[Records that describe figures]
* * *

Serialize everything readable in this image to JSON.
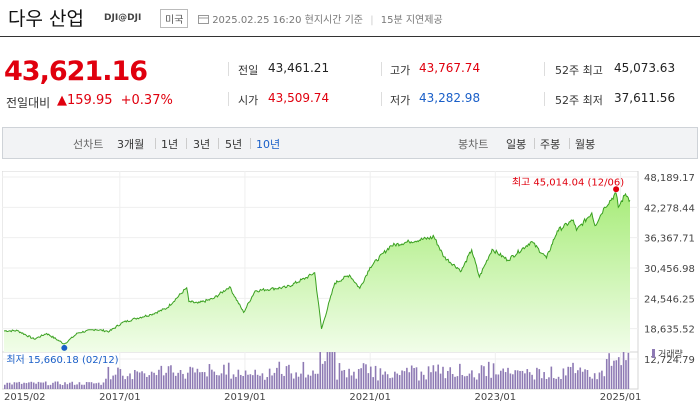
{
  "header": {
    "title": "다우 산업",
    "code": "DJI@DJI",
    "country": "미국",
    "time_info": "2025.02.25 16:20 현지시간 기준",
    "delay_info": "15분 지연제공"
  },
  "quote": {
    "price": "43,621.16",
    "change_label": "전일대비",
    "change_arrow": "▲",
    "change_value": "159.95",
    "change_percent": "+0.37%"
  },
  "stats": {
    "prev_label": "전일",
    "prev_value": "43,461.21",
    "open_label": "시가",
    "open_value": "43,509.74",
    "high_label": "고가",
    "high_value": "43,767.74",
    "low_label": "저가",
    "low_value": "43,282.98",
    "w52_high_label": "52주 최고",
    "w52_high_value": "45,073.63",
    "w52_low_label": "52주 최저",
    "w52_low_value": "37,611.56"
  },
  "tabs": {
    "line_label": "선차트",
    "line_periods": [
      "3개월",
      "1년",
      "3년",
      "5년",
      "10년"
    ],
    "active_period": "10년",
    "candle_label": "봉차트",
    "candle_periods": [
      "일봉",
      "주봉",
      "월봉"
    ]
  },
  "colors": {
    "up": "#e0000e",
    "down": "#1a5fc8",
    "area_fill": "#a8ec7a",
    "area_line": "#3aa020",
    "volume": "#8e7ab4"
  },
  "chart_data": {
    "type": "area",
    "x_range": [
      "2015/02",
      "2025/02"
    ],
    "x_tick_labels": [
      "2015/02",
      "2017/01",
      "2019/01",
      "2021/01",
      "2023/01",
      "2025/01"
    ],
    "y_tick_labels": [
      "48,189.17",
      "42,278.44",
      "36,367.71",
      "30,456.98",
      "24,546.25",
      "18,635.52",
      "12,724.79"
    ],
    "ylim": [
      12724.79,
      48189.17
    ],
    "high_annotation": "최고 45,014.04 (12/06)",
    "low_annotation": "최저 15,660.18 (02/12)",
    "volume_legend": "거래량",
    "series": [
      {
        "points": [
          [
            "2015-02-25",
            18200
          ],
          [
            "2015-05-15",
            18250
          ],
          [
            "2015-08-20",
            16600
          ],
          [
            "2015-11-01",
            17700
          ],
          [
            "2016-02-12",
            15660.18
          ],
          [
            "2016-05-01",
            17800
          ],
          [
            "2016-08-10",
            18500
          ],
          [
            "2016-11-01",
            18100
          ],
          [
            "2017-01-15",
            19800
          ],
          [
            "2017-04-01",
            20600
          ],
          [
            "2017-07-01",
            21400
          ],
          [
            "2017-10-01",
            22600
          ],
          [
            "2018-01-26",
            26600
          ],
          [
            "2018-02-08",
            23900
          ],
          [
            "2018-04-01",
            23600
          ],
          [
            "2018-07-01",
            24500
          ],
          [
            "2018-10-03",
            26800
          ],
          [
            "2018-12-24",
            21800
          ],
          [
            "2019-03-01",
            26000
          ],
          [
            "2019-06-01",
            26400
          ],
          [
            "2019-09-01",
            26700
          ],
          [
            "2019-12-27",
            28600
          ],
          [
            "2020-02-12",
            29550
          ],
          [
            "2020-03-23",
            18600
          ],
          [
            "2020-06-08",
            27500
          ],
          [
            "2020-09-02",
            29100
          ],
          [
            "2020-11-01",
            26500
          ],
          [
            "2020-12-31",
            30600
          ],
          [
            "2021-05-01",
            34800
          ],
          [
            "2021-08-16",
            35600
          ],
          [
            "2021-12-31",
            36400
          ],
          [
            "2022-01-04",
            36800
          ],
          [
            "2022-03-08",
            32600
          ],
          [
            "2022-06-17",
            29900
          ],
          [
            "2022-08-16",
            34000
          ],
          [
            "2022-09-30",
            28700
          ],
          [
            "2022-12-13",
            34100
          ],
          [
            "2023-03-15",
            32000
          ],
          [
            "2023-07-31",
            35600
          ],
          [
            "2023-10-27",
            32400
          ],
          [
            "2023-12-29",
            37700
          ],
          [
            "2024-03-31",
            39800
          ],
          [
            "2024-04-19",
            37800
          ],
          [
            "2024-07-17",
            41200
          ],
          [
            "2024-08-05",
            38700
          ],
          [
            "2024-09-30",
            42300
          ],
          [
            "2024-12-06",
            45014.04
          ],
          [
            "2024-12-19",
            42300
          ],
          [
            "2025-01-30",
            44900
          ],
          [
            "2025-02-10",
            44400
          ],
          [
            "2025-02-25",
            43621.16
          ]
        ]
      }
    ]
  }
}
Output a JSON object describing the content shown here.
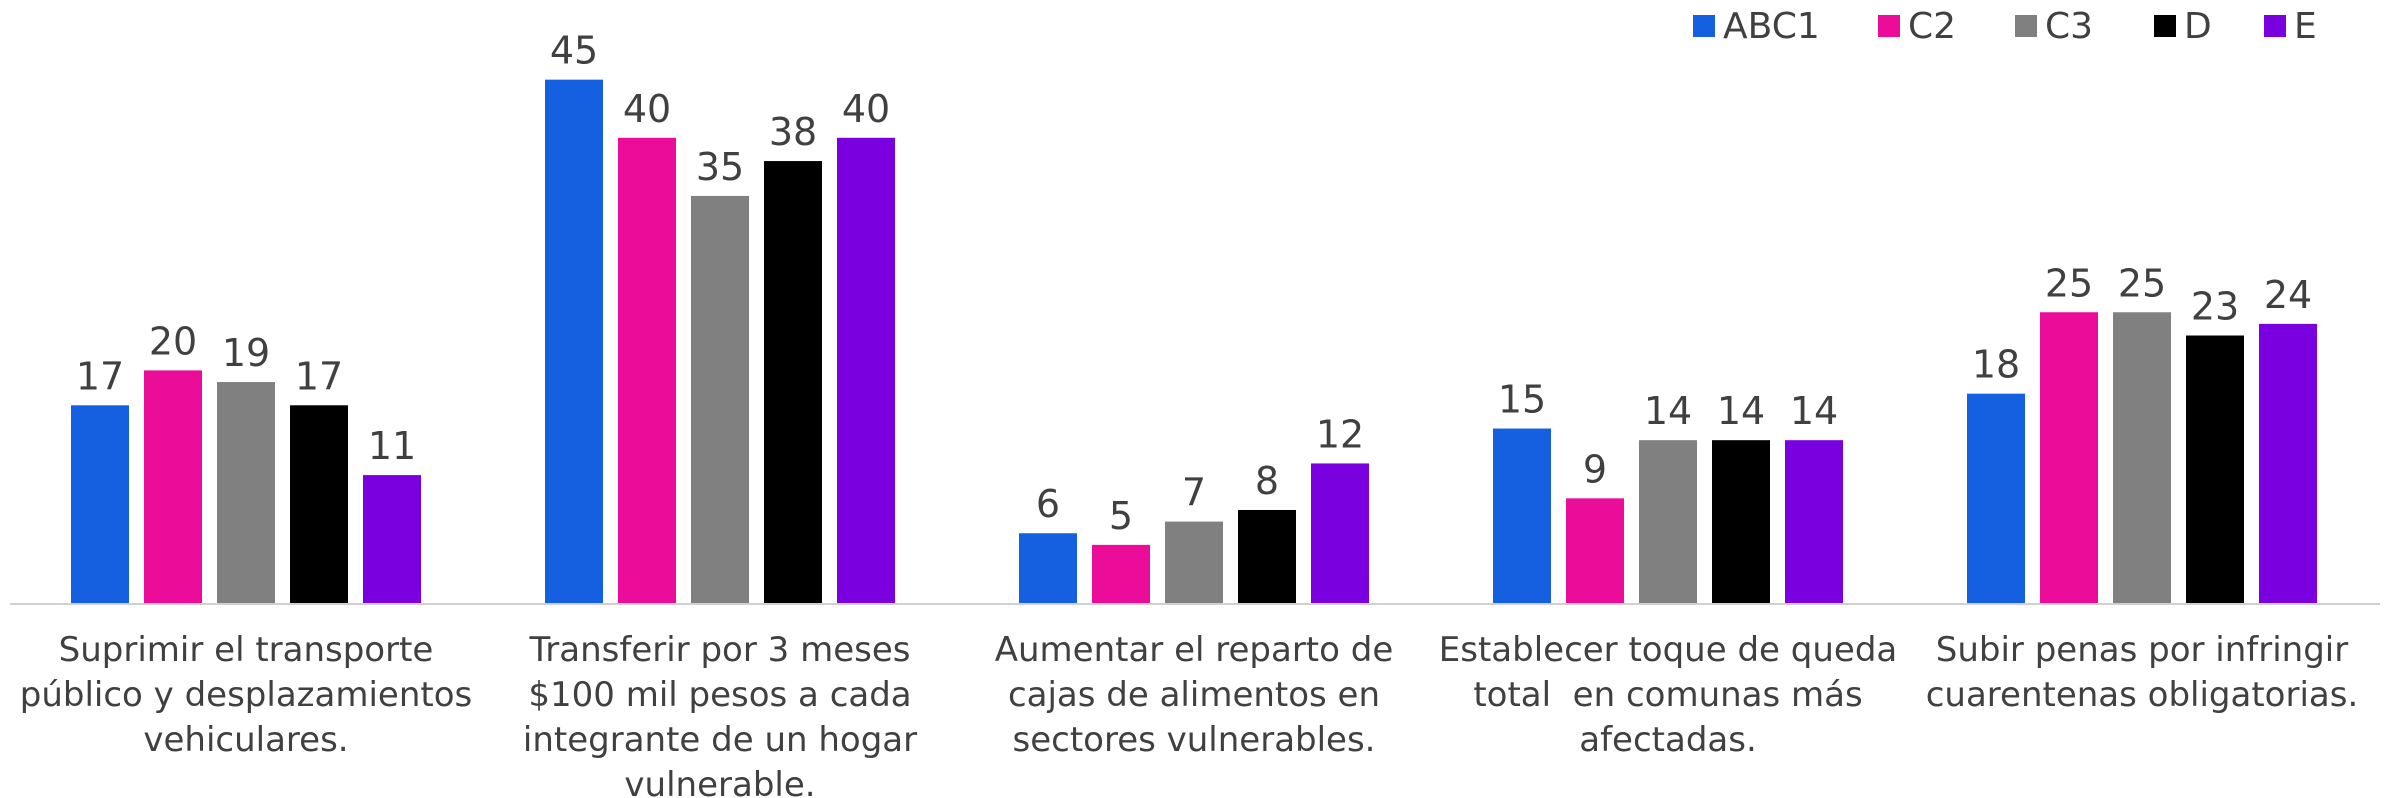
{
  "chart_data": {
    "type": "bar",
    "categories": [
      "Suprimir el transporte público y desplazamientos vehiculares.",
      "Transferir por 3 meses $100 mil pesos a cada integrante de un hogar vulnerable.",
      "Aumentar el reparto de cajas de alimentos en sectores vulnerables.",
      "Establecer toque de queda total  en comunas más afectadas.",
      "Subir penas por infringir cuarentenas obligatorias."
    ],
    "series": [
      {
        "name": "ABC1",
        "color": "#1560e0",
        "values": [
          17,
          45,
          6,
          15,
          18
        ]
      },
      {
        "name": "C2",
        "color": "#ec0c9a",
        "values": [
          20,
          40,
          5,
          9,
          25
        ]
      },
      {
        "name": "C3",
        "color": "#808080",
        "values": [
          19,
          35,
          7,
          14,
          25
        ]
      },
      {
        "name": "D",
        "color": "#000000",
        "values": [
          17,
          38,
          8,
          14,
          23
        ]
      },
      {
        "name": "E",
        "color": "#7b00e0",
        "values": [
          11,
          40,
          12,
          14,
          24
        ]
      }
    ],
    "legend": "top-right"
  }
}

* * *

**Aim**
Find the word "name" and list each line it appears in.

**Solved problem**
        "name": "ABC1",
        "name": "C2",
        "name": "C3",
        "name": "D",
        "name": "E",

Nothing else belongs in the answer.